#### Short task:
Retype exactly the lines from the one containing "Enumerate this screenshot's" through the last line of the records below, including both, and leave out any pictures.

#### Provided entries:
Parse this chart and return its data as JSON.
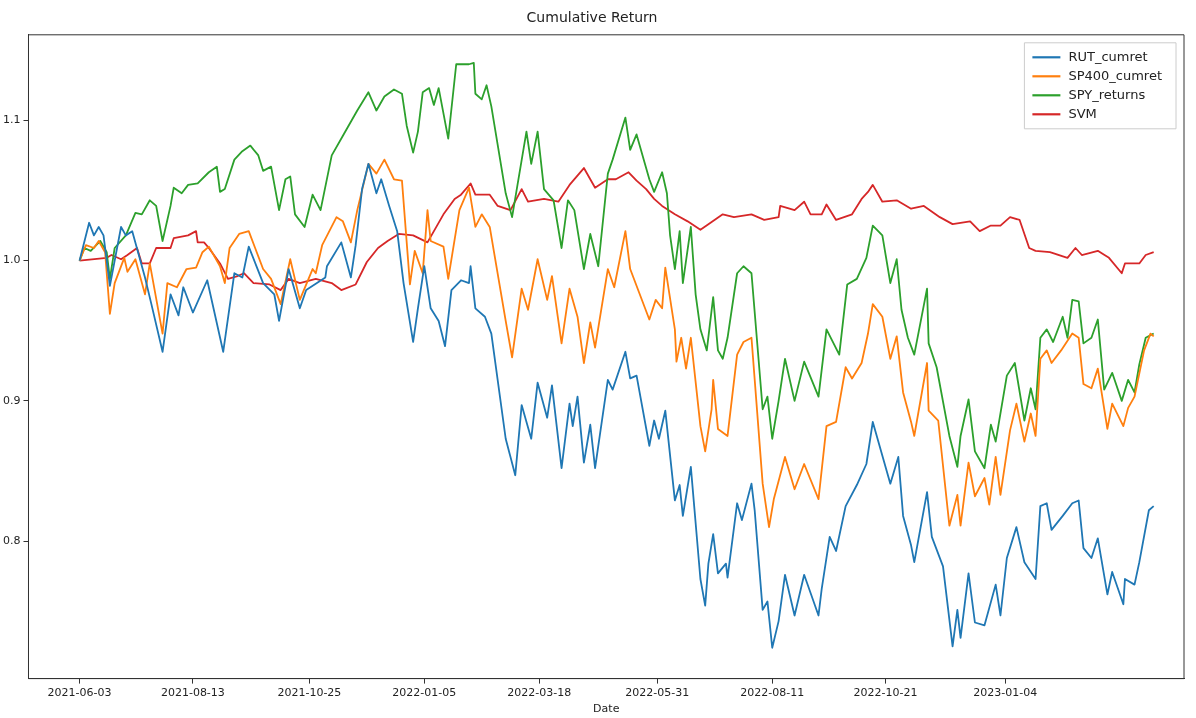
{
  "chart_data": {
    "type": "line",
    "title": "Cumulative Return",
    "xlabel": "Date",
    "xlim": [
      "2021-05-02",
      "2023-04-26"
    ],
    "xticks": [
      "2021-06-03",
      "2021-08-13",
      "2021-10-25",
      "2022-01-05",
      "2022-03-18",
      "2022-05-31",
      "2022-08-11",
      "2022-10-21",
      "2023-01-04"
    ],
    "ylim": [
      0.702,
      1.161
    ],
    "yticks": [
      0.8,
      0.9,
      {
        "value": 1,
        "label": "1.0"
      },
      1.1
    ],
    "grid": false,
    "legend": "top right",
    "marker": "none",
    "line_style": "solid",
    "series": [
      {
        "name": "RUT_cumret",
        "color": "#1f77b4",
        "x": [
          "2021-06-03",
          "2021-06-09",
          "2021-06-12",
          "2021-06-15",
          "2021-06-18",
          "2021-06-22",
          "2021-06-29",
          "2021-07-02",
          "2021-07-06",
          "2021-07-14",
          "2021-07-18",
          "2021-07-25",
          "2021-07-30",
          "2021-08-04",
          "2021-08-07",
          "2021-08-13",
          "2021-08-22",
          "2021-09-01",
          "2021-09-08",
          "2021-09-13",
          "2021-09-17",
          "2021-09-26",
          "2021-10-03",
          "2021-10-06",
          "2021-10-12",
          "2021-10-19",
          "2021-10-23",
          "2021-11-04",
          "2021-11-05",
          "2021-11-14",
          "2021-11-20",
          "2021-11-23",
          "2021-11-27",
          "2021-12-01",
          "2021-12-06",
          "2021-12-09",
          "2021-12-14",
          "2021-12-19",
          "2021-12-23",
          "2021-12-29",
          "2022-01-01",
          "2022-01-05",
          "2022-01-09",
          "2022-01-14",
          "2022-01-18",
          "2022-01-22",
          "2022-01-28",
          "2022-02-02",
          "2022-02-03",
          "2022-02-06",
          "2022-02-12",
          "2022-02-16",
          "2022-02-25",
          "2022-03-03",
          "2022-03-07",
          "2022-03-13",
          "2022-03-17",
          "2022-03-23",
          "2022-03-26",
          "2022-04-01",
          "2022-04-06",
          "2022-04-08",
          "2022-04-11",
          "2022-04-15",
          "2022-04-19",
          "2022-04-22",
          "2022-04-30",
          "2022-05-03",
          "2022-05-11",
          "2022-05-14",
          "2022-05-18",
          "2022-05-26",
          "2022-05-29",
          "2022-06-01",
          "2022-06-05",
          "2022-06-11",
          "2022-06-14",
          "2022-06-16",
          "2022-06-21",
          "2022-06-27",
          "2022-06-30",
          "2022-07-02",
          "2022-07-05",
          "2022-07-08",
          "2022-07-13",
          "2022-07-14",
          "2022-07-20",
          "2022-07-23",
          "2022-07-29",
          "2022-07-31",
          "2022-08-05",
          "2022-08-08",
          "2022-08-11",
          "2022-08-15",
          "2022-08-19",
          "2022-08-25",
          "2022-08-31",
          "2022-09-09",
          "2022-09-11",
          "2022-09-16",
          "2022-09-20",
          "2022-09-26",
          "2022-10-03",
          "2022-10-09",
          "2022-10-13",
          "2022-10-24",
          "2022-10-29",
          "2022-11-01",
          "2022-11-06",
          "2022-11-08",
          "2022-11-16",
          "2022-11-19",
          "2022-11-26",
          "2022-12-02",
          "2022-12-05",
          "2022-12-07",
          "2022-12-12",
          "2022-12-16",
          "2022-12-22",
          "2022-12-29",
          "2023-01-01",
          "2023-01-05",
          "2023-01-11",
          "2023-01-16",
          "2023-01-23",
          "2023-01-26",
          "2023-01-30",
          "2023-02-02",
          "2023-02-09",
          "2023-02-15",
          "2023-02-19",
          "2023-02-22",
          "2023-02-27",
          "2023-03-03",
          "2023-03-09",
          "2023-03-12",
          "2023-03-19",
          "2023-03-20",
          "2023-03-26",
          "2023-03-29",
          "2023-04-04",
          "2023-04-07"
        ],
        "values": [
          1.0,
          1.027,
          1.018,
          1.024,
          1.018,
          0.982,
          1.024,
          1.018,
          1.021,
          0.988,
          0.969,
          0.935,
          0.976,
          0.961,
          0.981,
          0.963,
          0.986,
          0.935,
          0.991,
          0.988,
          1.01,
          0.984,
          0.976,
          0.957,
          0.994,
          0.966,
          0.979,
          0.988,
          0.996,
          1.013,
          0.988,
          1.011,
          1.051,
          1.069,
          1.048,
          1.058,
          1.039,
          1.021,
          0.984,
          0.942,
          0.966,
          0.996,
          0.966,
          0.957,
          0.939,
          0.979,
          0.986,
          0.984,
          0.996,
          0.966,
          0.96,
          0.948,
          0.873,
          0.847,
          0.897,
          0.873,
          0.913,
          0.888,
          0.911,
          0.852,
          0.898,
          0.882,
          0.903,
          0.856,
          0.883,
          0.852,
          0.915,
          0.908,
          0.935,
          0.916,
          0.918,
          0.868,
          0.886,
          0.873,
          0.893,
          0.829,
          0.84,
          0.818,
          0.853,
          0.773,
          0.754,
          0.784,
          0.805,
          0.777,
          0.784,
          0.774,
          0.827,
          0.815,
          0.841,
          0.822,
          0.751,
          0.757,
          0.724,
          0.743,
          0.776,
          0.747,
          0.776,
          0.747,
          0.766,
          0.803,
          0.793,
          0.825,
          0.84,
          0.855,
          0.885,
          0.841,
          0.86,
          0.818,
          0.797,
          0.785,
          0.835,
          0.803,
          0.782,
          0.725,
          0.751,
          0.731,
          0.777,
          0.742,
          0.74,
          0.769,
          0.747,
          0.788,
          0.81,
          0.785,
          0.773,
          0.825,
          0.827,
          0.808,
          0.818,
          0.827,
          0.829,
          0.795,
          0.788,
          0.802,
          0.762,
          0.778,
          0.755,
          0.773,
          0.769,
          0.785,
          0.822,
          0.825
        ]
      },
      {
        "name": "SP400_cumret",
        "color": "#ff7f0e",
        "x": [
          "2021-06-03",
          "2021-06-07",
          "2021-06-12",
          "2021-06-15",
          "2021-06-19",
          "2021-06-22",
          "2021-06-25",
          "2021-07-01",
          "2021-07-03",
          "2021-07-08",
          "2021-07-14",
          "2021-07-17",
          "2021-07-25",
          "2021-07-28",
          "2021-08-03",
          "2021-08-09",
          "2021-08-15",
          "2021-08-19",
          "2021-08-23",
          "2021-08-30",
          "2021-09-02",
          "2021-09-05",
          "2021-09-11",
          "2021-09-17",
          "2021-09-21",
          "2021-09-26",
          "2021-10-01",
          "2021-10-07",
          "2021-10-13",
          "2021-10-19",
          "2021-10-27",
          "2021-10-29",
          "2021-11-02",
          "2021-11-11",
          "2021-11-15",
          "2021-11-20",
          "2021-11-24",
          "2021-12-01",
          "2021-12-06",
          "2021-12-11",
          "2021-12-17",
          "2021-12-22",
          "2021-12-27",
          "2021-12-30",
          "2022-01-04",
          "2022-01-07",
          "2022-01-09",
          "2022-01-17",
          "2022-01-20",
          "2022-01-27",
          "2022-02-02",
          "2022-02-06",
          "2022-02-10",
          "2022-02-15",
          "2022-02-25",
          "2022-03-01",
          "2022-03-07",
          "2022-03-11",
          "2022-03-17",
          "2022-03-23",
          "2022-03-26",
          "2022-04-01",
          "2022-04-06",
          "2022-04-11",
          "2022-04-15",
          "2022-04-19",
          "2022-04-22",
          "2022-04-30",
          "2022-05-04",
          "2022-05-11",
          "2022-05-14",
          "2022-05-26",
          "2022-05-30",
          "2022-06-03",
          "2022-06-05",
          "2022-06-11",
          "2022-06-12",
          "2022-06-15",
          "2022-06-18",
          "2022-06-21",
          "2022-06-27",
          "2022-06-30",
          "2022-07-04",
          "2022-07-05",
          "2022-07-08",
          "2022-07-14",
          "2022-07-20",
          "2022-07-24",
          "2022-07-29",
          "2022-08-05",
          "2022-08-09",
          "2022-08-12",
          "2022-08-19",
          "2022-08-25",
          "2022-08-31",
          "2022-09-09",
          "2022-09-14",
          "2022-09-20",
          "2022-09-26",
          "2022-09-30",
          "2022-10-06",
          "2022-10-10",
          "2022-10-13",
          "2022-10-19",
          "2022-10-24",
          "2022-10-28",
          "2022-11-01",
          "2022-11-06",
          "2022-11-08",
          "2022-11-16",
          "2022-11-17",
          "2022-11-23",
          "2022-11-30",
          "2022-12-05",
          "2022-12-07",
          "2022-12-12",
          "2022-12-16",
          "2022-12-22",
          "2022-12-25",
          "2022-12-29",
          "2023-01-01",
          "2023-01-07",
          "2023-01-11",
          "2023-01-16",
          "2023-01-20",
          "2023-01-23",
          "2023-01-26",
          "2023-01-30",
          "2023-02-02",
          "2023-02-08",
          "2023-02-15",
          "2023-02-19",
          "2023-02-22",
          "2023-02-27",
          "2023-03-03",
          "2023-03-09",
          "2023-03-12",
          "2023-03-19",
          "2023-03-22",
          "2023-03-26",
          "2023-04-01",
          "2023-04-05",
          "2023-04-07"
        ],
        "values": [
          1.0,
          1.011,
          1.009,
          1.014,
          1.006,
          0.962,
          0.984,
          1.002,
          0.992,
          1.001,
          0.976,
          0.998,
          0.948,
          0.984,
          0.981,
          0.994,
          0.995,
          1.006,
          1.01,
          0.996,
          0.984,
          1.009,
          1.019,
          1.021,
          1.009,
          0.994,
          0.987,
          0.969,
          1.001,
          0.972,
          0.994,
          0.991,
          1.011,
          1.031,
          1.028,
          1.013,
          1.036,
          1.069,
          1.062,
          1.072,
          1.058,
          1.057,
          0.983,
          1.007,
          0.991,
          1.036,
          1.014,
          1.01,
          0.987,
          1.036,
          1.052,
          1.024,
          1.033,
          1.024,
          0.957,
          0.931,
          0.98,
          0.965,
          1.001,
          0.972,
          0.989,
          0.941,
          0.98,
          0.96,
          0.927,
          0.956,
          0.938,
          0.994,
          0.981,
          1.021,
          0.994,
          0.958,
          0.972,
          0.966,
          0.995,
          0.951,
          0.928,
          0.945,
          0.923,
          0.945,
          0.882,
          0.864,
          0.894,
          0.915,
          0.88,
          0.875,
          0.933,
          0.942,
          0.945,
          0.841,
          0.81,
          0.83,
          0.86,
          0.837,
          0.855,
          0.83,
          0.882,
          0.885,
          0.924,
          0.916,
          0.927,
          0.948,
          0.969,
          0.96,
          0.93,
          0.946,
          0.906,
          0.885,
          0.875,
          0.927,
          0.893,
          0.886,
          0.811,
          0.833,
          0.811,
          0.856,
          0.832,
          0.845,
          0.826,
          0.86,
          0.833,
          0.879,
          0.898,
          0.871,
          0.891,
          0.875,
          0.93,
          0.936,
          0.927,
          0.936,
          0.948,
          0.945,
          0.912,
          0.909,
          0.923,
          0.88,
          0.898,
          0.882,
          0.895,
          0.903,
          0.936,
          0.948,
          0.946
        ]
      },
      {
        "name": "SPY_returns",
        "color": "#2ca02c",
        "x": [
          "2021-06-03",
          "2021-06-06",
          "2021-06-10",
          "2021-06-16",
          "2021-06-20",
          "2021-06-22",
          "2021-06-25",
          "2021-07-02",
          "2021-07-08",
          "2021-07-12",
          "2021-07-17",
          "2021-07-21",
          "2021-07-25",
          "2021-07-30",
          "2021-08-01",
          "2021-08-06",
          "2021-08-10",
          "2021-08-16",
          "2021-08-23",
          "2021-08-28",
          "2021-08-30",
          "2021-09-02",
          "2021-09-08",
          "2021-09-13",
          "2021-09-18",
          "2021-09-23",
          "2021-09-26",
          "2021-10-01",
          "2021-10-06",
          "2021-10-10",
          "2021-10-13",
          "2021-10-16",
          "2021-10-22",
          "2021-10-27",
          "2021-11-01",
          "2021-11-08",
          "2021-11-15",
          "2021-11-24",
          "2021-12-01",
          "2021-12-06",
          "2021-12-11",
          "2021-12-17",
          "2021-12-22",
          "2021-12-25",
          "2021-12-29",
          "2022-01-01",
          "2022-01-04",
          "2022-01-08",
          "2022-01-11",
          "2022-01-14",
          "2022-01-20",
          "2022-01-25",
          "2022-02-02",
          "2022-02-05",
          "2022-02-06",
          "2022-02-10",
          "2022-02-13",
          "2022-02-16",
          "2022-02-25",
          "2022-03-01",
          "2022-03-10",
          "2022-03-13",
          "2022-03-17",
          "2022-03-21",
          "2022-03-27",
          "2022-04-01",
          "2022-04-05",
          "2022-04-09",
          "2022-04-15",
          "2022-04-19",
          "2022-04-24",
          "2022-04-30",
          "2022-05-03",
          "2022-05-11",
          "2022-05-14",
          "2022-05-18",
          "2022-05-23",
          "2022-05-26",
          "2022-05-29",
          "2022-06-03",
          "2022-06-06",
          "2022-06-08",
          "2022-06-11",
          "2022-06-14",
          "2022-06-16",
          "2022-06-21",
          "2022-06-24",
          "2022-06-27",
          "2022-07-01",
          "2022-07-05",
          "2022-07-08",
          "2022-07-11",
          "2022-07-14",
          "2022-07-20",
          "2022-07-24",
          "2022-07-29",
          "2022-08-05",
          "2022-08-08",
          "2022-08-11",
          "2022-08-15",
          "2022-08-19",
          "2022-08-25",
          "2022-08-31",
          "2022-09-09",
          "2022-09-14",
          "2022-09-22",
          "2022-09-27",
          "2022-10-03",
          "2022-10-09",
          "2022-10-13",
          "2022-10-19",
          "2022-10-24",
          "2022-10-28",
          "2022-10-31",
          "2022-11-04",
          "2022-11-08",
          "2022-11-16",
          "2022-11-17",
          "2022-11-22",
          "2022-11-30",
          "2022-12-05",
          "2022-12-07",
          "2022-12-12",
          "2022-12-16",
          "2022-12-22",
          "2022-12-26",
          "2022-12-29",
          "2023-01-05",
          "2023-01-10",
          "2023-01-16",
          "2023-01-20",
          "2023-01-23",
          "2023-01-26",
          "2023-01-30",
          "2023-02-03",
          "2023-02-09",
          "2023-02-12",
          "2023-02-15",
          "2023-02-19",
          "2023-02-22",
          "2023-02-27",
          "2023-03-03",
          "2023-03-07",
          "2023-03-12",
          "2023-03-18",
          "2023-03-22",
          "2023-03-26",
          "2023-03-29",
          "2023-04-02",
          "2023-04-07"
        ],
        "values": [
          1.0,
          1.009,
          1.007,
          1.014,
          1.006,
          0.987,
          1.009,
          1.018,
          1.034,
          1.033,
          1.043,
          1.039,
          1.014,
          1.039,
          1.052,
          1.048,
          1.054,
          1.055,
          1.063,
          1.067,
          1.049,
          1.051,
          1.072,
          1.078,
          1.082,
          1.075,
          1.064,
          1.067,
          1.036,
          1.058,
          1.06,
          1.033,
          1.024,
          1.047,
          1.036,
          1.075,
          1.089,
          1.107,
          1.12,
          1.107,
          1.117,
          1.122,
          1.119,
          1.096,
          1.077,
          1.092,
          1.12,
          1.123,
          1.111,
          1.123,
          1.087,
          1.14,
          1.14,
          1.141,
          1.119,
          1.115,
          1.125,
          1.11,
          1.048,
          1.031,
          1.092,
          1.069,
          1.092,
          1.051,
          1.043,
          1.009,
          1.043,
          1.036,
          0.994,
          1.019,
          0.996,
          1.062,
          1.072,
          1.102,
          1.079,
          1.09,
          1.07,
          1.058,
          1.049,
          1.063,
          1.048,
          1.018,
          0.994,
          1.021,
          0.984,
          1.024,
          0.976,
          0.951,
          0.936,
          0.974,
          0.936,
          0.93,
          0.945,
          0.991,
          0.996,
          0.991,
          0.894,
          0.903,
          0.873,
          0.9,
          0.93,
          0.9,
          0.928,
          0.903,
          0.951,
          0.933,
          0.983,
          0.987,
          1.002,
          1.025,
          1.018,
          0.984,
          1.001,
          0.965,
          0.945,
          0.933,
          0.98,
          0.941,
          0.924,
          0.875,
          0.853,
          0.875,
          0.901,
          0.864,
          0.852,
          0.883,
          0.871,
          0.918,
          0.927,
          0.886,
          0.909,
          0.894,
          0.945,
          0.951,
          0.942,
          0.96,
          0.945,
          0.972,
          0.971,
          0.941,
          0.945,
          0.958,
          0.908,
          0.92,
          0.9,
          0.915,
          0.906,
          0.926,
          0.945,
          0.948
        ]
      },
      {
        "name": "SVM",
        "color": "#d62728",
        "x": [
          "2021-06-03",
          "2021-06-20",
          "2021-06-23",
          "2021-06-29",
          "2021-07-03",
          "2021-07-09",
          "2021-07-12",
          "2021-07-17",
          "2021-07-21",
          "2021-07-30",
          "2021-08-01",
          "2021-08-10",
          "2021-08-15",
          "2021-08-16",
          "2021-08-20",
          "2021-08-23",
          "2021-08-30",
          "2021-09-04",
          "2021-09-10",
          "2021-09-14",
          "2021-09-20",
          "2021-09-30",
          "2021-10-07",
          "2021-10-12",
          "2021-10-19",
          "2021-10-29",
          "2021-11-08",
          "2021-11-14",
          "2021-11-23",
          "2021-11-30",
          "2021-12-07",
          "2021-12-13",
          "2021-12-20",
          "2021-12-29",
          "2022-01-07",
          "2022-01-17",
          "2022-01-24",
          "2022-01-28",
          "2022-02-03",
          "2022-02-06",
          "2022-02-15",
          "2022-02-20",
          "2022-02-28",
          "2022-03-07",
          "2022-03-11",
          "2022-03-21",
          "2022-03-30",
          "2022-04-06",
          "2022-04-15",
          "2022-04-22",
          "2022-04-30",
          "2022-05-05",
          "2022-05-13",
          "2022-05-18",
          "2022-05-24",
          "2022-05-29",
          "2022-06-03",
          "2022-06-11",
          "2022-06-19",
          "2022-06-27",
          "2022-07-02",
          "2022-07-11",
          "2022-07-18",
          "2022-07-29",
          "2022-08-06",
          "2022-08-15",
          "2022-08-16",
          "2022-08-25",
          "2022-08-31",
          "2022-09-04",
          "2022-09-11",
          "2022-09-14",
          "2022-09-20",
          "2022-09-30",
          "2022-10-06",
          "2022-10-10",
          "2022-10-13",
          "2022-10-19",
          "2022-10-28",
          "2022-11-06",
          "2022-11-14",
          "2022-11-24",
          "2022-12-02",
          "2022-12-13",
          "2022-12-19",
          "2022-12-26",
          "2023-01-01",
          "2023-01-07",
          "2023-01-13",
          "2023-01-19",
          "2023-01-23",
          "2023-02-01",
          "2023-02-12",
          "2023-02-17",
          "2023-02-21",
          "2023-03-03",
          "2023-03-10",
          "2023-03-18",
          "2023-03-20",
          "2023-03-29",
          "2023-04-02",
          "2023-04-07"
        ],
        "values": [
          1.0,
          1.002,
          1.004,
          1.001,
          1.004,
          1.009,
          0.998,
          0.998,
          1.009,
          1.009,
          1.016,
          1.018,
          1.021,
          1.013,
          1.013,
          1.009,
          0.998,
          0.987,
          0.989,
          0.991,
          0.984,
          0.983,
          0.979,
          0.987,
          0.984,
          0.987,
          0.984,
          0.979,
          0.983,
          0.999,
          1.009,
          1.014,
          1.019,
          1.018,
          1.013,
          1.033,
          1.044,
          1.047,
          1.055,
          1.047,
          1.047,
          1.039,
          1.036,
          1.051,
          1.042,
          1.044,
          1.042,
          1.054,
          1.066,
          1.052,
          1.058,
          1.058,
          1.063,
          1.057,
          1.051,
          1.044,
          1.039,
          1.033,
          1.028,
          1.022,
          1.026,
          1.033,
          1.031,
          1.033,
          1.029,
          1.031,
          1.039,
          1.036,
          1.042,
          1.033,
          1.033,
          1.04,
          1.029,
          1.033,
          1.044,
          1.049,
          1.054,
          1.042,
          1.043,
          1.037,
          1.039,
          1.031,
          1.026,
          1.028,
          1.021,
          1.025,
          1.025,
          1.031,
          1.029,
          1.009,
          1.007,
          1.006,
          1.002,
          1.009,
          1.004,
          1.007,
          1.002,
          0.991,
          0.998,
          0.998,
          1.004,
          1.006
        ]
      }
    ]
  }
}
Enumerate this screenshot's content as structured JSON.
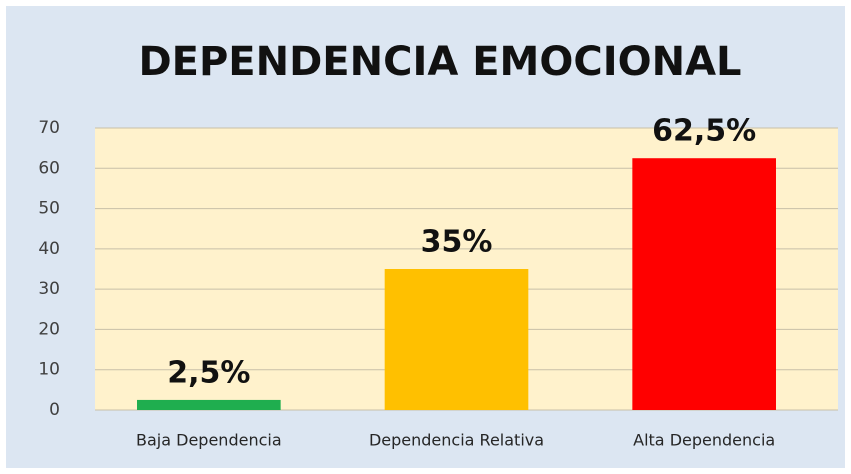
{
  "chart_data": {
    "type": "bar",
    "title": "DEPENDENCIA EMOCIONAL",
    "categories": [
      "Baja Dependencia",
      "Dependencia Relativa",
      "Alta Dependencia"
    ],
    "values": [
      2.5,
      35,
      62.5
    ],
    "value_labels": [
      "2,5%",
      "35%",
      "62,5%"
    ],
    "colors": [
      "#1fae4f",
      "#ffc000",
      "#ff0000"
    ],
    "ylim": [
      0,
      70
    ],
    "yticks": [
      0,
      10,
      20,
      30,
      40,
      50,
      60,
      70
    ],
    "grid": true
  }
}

#### Answer to this task:
Enumerate this screenshot's content as structured JSON.
{
  "chart_data": {
    "type": "bar",
    "title": "DEPENDENCIA EMOCIONAL",
    "categories": [
      "Baja Dependencia",
      "Dependencia Relativa",
      "Alta Dependencia"
    ],
    "values": [
      2.5,
      35,
      62.5
    ],
    "value_labels": [
      "2,5%",
      "35%",
      "62,5%"
    ],
    "colors": [
      "#1fae4f",
      "#ffc000",
      "#ff0000"
    ],
    "ylim": [
      0,
      70
    ],
    "yticks": [
      0,
      10,
      20,
      30,
      40,
      50,
      60,
      70
    ],
    "grid": true
  }
}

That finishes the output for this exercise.